> OBJECTIVE
Pictures in the records should not be copied, but every other part must be repeated exactly.

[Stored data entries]
— begin —
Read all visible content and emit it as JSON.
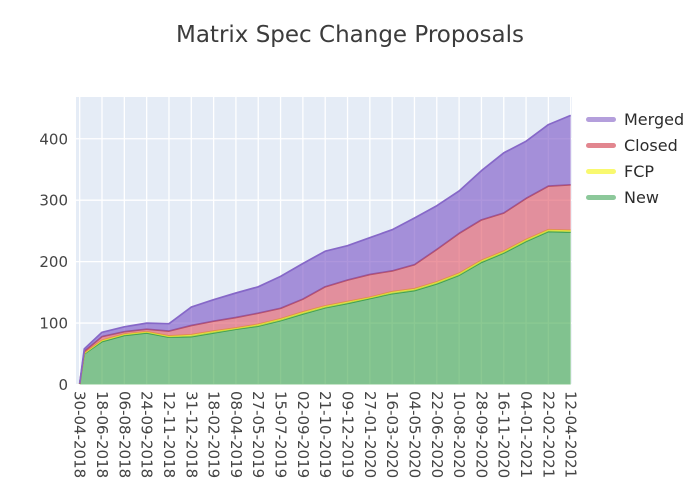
{
  "chart_data": {
    "type": "area",
    "stacked": true,
    "title": "Matrix Spec Change Proposals",
    "x_dates": [
      "30-04-2018",
      "10-05-2018",
      "18-06-2018",
      "06-08-2018",
      "24-09-2018",
      "12-11-2018",
      "31-12-2018",
      "18-02-2019",
      "08-04-2019",
      "27-05-2019",
      "15-07-2019",
      "02-09-2019",
      "21-10-2019",
      "09-12-2019",
      "27-01-2020",
      "16-03-2020",
      "04-05-2020",
      "22-06-2020",
      "10-08-2020",
      "28-09-2020",
      "16-11-2020",
      "04-01-2021",
      "22-02-2021",
      "12-04-2021"
    ],
    "x_tick_labels": [
      "30-04-2018",
      "18-06-2018",
      "06-08-2018",
      "24-09-2018",
      "12-11-2018",
      "31-12-2018",
      "18-02-2019",
      "08-04-2019",
      "27-05-2019",
      "15-07-2019",
      "02-09-2019",
      "21-10-2019",
      "09-12-2019",
      "27-01-2020",
      "16-03-2020",
      "04-05-2020",
      "22-06-2020",
      "10-08-2020",
      "28-09-2020",
      "16-11-2020",
      "04-01-2021",
      "22-02-2021",
      "12-04-2021"
    ],
    "y_ticks": [
      0,
      100,
      200,
      300,
      400
    ],
    "y_range": [
      0,
      468
    ],
    "grid": true,
    "legend_position": "right",
    "legend_order": [
      "Merged",
      "Closed",
      "FCP",
      "New"
    ],
    "series": [
      {
        "name": "New",
        "values": [
          1,
          50,
          70,
          80,
          84,
          77,
          78,
          84,
          90,
          95,
          104,
          115,
          125,
          132,
          140,
          148,
          153,
          164,
          178,
          199,
          214,
          233,
          249,
          248
        ],
        "fill_base": "#44a84f",
        "line_color": "#3c9e52",
        "legend_swatch": "#8cc89a"
      },
      {
        "name": "FCP",
        "values": [
          0,
          1,
          2,
          2,
          2,
          2,
          3,
          3,
          2,
          3,
          3,
          3,
          3,
          3,
          2,
          3,
          3,
          3,
          3,
          3,
          3,
          3,
          3,
          3
        ],
        "fill_base": "#f2ef40",
        "line_color": "#e3dd33",
        "legend_swatch": "#f9f96f"
      },
      {
        "name": "Closed",
        "values": [
          0,
          3,
          6,
          4,
          4,
          8,
          15,
          16,
          17,
          18,
          17,
          21,
          31,
          35,
          37,
          34,
          39,
          53,
          65,
          66,
          62,
          67,
          71,
          74
        ],
        "fill_base": "#e05566",
        "line_color": "#b85165",
        "legend_swatch": "#e2868f"
      },
      {
        "name": "Merged",
        "values": [
          1,
          4,
          7,
          8,
          10,
          12,
          30,
          35,
          40,
          43,
          52,
          58,
          58,
          56,
          60,
          67,
          76,
          71,
          69,
          80,
          98,
          93,
          100,
          113
        ],
        "fill_base": "#7d55c7",
        "line_color": "#8668c8",
        "legend_swatch": "#b49fdc"
      }
    ],
    "colors": {
      "plot_background": "#e5ecf6",
      "gridline": "#ffffff",
      "tick_label": "#444444",
      "title": "#3c3c3c",
      "fill_alpha": 0.62
    }
  }
}
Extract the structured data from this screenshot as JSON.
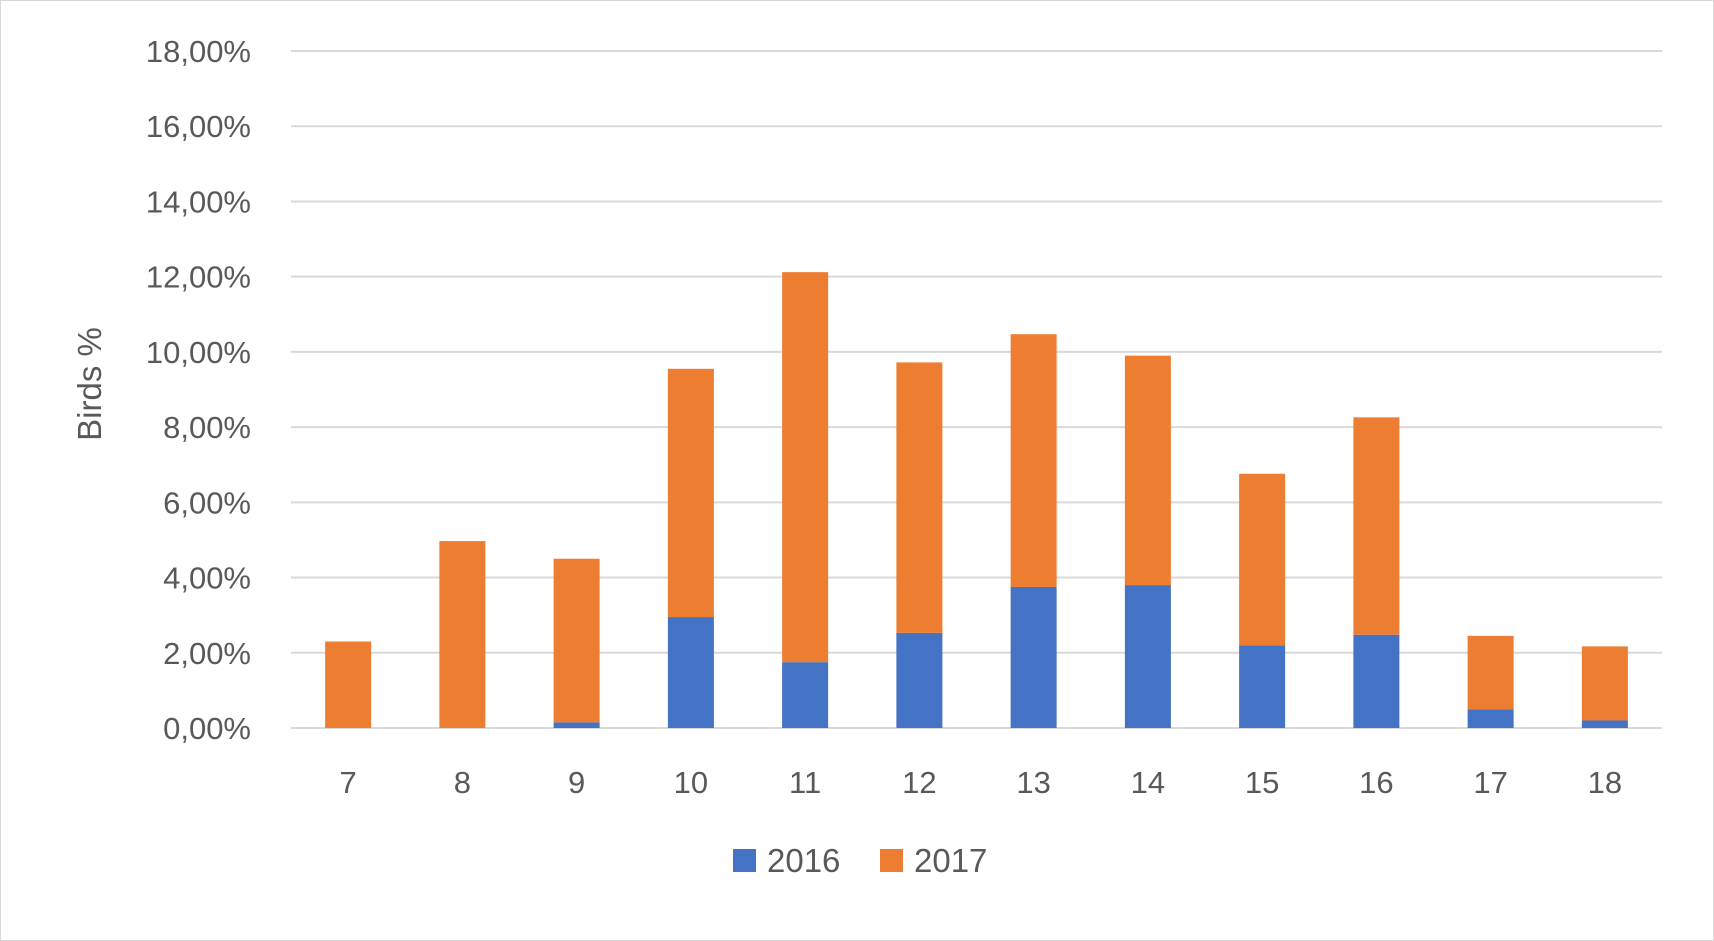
{
  "chart_data": {
    "type": "bar",
    "stacked": true,
    "categories": [
      "7",
      "8",
      "9",
      "10",
      "11",
      "12",
      "13",
      "14",
      "15",
      "16",
      "17",
      "18"
    ],
    "series": [
      {
        "name": "2016",
        "color": "#4472c4",
        "values": [
          0.0,
          0.0,
          0.15,
          2.95,
          1.75,
          2.53,
          3.75,
          3.8,
          2.2,
          2.48,
          0.5,
          0.2
        ]
      },
      {
        "name": "2017",
        "color": "#ed7d31",
        "values": [
          2.3,
          4.97,
          4.35,
          6.6,
          10.37,
          7.19,
          6.72,
          6.1,
          4.56,
          5.78,
          1.95,
          1.97
        ]
      }
    ],
    "title": "",
    "xlabel": "",
    "ylabel": "Birds %",
    "ylim": [
      0,
      18
    ],
    "yticks": [
      0,
      2,
      4,
      6,
      8,
      10,
      12,
      14,
      16,
      18
    ],
    "ytick_labels": [
      "0,00%",
      "2,00%",
      "4,00%",
      "6,00%",
      "8,00%",
      "10,00%",
      "12,00%",
      "14,00%",
      "16,00%",
      "18,00%"
    ],
    "grid": true,
    "legend_position": "bottom",
    "gridline_color": "#d9d9d9",
    "text_color": "#595959"
  }
}
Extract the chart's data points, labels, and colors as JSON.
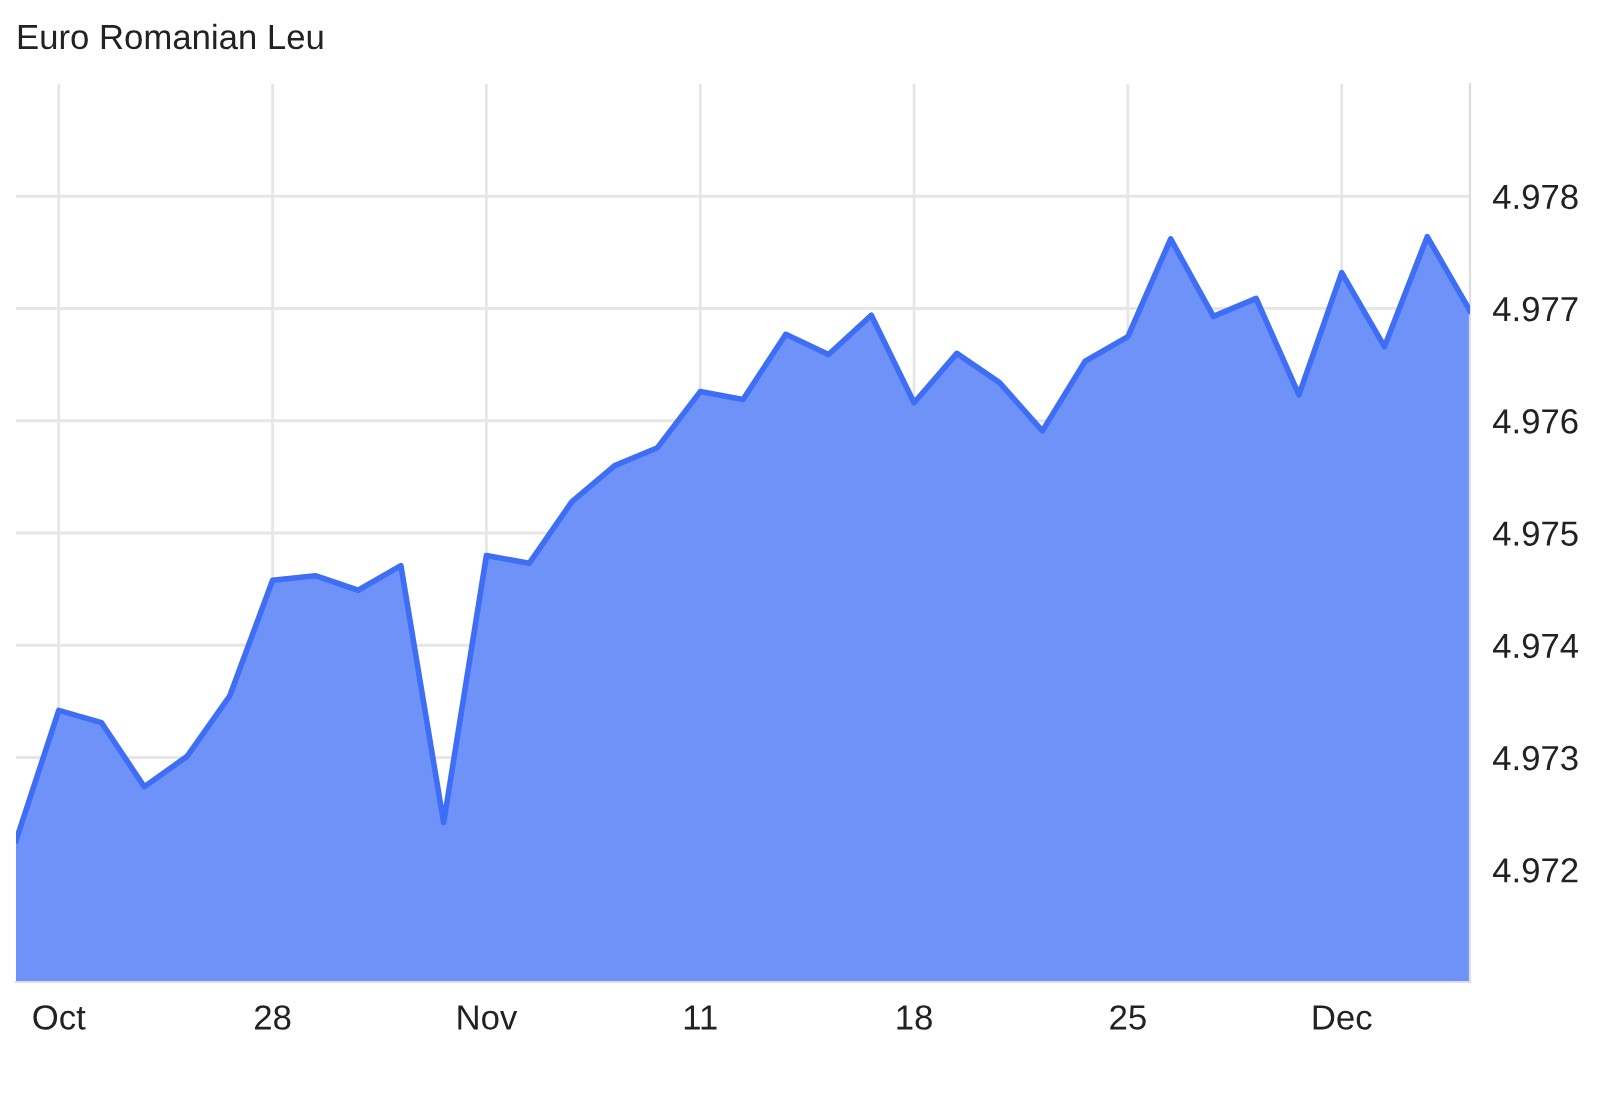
{
  "chart_data": {
    "type": "area",
    "title": "Euro Romanian Leu",
    "categories": [
      null,
      "Oct",
      null,
      null,
      null,
      null,
      "28",
      null,
      null,
      null,
      null,
      "Nov",
      null,
      null,
      null,
      null,
      "11",
      null,
      null,
      null,
      null,
      "18",
      null,
      null,
      null,
      null,
      "25",
      null,
      null,
      null,
      null,
      "Dec",
      null,
      null,
      null
    ],
    "series": [
      {
        "color": "#3d6ef5",
        "values": [
          4.97226,
          4.97342,
          4.97331,
          4.97274,
          4.97301,
          4.97355,
          4.97458,
          4.97462,
          4.97449,
          4.97471,
          4.97242,
          4.9748,
          4.97473,
          4.97528,
          4.9756,
          4.97576,
          4.97626,
          4.97619,
          4.97677,
          4.97659,
          4.97694,
          4.97616,
          4.9766,
          4.97634,
          4.97591,
          4.97653,
          4.97675,
          4.97762,
          4.97693,
          4.97709,
          4.97623,
          4.97732,
          4.97666,
          4.97764,
          4.97698
        ]
      }
    ],
    "ylim": [
      4.971,
      4.979
    ],
    "yticks": [
      4.972,
      4.973,
      4.974,
      4.975,
      4.976,
      4.977,
      4.978
    ],
    "grid": true
  }
}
— end —
> TASK RESPONSE
Read all visible content and emit it as JSON.
{
  "chart_data": {
    "type": "area",
    "stacked": true,
    "title": "Matrix Spec Change Proposals",
    "x_dates": [
      "30-04-2018",
      "10-05-2018",
      "18-06-2018",
      "06-08-2018",
      "24-09-2018",
      "12-11-2018",
      "31-12-2018",
      "18-02-2019",
      "08-04-2019",
      "27-05-2019",
      "15-07-2019",
      "02-09-2019",
      "21-10-2019",
      "09-12-2019",
      "27-01-2020",
      "16-03-2020",
      "04-05-2020",
      "22-06-2020",
      "10-08-2020",
      "28-09-2020",
      "16-11-2020",
      "04-01-2021",
      "22-02-2021",
      "12-04-2021"
    ],
    "x_tick_labels": [
      "30-04-2018",
      "18-06-2018",
      "06-08-2018",
      "24-09-2018",
      "12-11-2018",
      "31-12-2018",
      "18-02-2019",
      "08-04-2019",
      "27-05-2019",
      "15-07-2019",
      "02-09-2019",
      "21-10-2019",
      "09-12-2019",
      "27-01-2020",
      "16-03-2020",
      "04-05-2020",
      "22-06-2020",
      "10-08-2020",
      "28-09-2020",
      "16-11-2020",
      "04-01-2021",
      "22-02-2021",
      "12-04-2021"
    ],
    "y_ticks": [
      0,
      100,
      200,
      300,
      400
    ],
    "y_range": [
      0,
      468
    ],
    "grid": true,
    "legend_position": "right",
    "legend_order": [
      "Merged",
      "Closed",
      "FCP",
      "New"
    ],
    "series": [
      {
        "name": "New",
        "values": [
          1,
          50,
          70,
          80,
          84,
          77,
          78,
          84,
          90,
          95,
          104,
          115,
          125,
          132,
          140,
          148,
          153,
          164,
          178,
          199,
          214,
          233,
          249,
          248
        ],
        "fill_base": "#44a84f",
        "line_color": "#3c9e52",
        "legend_swatch": "#8cc89a"
      },
      {
        "name": "FCP",
        "values": [
          0,
          1,
          2,
          2,
          2,
          2,
          3,
          3,
          2,
          3,
          3,
          3,
          3,
          3,
          2,
          3,
          3,
          3,
          3,
          3,
          3,
          3,
          3,
          3
        ],
        "fill_base": "#f2ef40",
        "line_color": "#e3dd33",
        "legend_swatch": "#f9f96f"
      },
      {
        "name": "Closed",
        "values": [
          0,
          3,
          6,
          4,
          4,
          8,
          15,
          16,
          17,
          18,
          17,
          21,
          31,
          35,
          37,
          34,
          39,
          53,
          65,
          66,
          62,
          67,
          71,
          74
        ],
        "fill_base": "#e05566",
        "line_color": "#b85165",
        "legend_swatch": "#e2868f"
      },
      {
        "name": "Merged",
        "values": [
          1,
          4,
          7,
          8,
          10,
          12,
          30,
          35,
          40,
          43,
          52,
          58,
          58,
          56,
          60,
          67,
          76,
          71,
          69,
          80,
          98,
          93,
          100,
          113
        ],
        "fill_base": "#7d55c7",
        "line_color": "#8668c8",
        "legend_swatch": "#b49fdc"
      }
    ],
    "colors": {
      "plot_background": "#e5ecf6",
      "gridline": "#ffffff",
      "tick_label": "#444444",
      "title": "#3c3c3c",
      "fill_alpha": 0.62
    }
  }
}
Extract the structured data from this screenshot as JSON.
{
  "chart_data": {
    "type": "bar",
    "stacked": true,
    "categories": [
      "7",
      "8",
      "9",
      "10",
      "11",
      "12",
      "13",
      "14",
      "15",
      "16",
      "17",
      "18"
    ],
    "series": [
      {
        "name": "2016",
        "color": "#4472c4",
        "values": [
          0.0,
          0.0,
          0.15,
          2.95,
          1.75,
          2.53,
          3.75,
          3.8,
          2.2,
          2.48,
          0.5,
          0.2
        ]
      },
      {
        "name": "2017",
        "color": "#ed7d31",
        "values": [
          2.3,
          4.97,
          4.35,
          6.6,
          10.37,
          7.19,
          6.72,
          6.1,
          4.56,
          5.78,
          1.95,
          1.97
        ]
      }
    ],
    "title": "",
    "xlabel": "",
    "ylabel": "Birds %",
    "ylim": [
      0,
      18
    ],
    "yticks": [
      0,
      2,
      4,
      6,
      8,
      10,
      12,
      14,
      16,
      18
    ],
    "ytick_labels": [
      "0,00%",
      "2,00%",
      "4,00%",
      "6,00%",
      "8,00%",
      "10,00%",
      "12,00%",
      "14,00%",
      "16,00%",
      "18,00%"
    ],
    "grid": true,
    "legend_position": "bottom",
    "gridline_color": "#d9d9d9",
    "text_color": "#595959"
  }
}
Extract the chart's data points, labels, and colors as JSON.
{
  "chart_data": {
    "type": "area",
    "title": "Euro Romanian Leu",
    "categories": [
      null,
      "Oct",
      null,
      null,
      null,
      null,
      "28",
      null,
      null,
      null,
      null,
      "Nov",
      null,
      null,
      null,
      null,
      "11",
      null,
      null,
      null,
      null,
      "18",
      null,
      null,
      null,
      null,
      "25",
      null,
      null,
      null,
      null,
      "Dec",
      null,
      null,
      null
    ],
    "series": [
      {
        "color": "#3d6ef5",
        "values": [
          4.97226,
          4.97342,
          4.97331,
          4.97274,
          4.97301,
          4.97355,
          4.97458,
          4.97462,
          4.97449,
          4.97471,
          4.97242,
          4.9748,
          4.97473,
          4.97528,
          4.9756,
          4.97576,
          4.97626,
          4.97619,
          4.97677,
          4.97659,
          4.97694,
          4.97616,
          4.9766,
          4.97634,
          4.97591,
          4.97653,
          4.97675,
          4.97762,
          4.97693,
          4.97709,
          4.97623,
          4.97732,
          4.97666,
          4.97764,
          4.97698
        ]
      }
    ],
    "ylim": [
      4.971,
      4.979
    ],
    "yticks": [
      4.972,
      4.973,
      4.974,
      4.975,
      4.976,
      4.977,
      4.978
    ],
    "grid": true
  }
}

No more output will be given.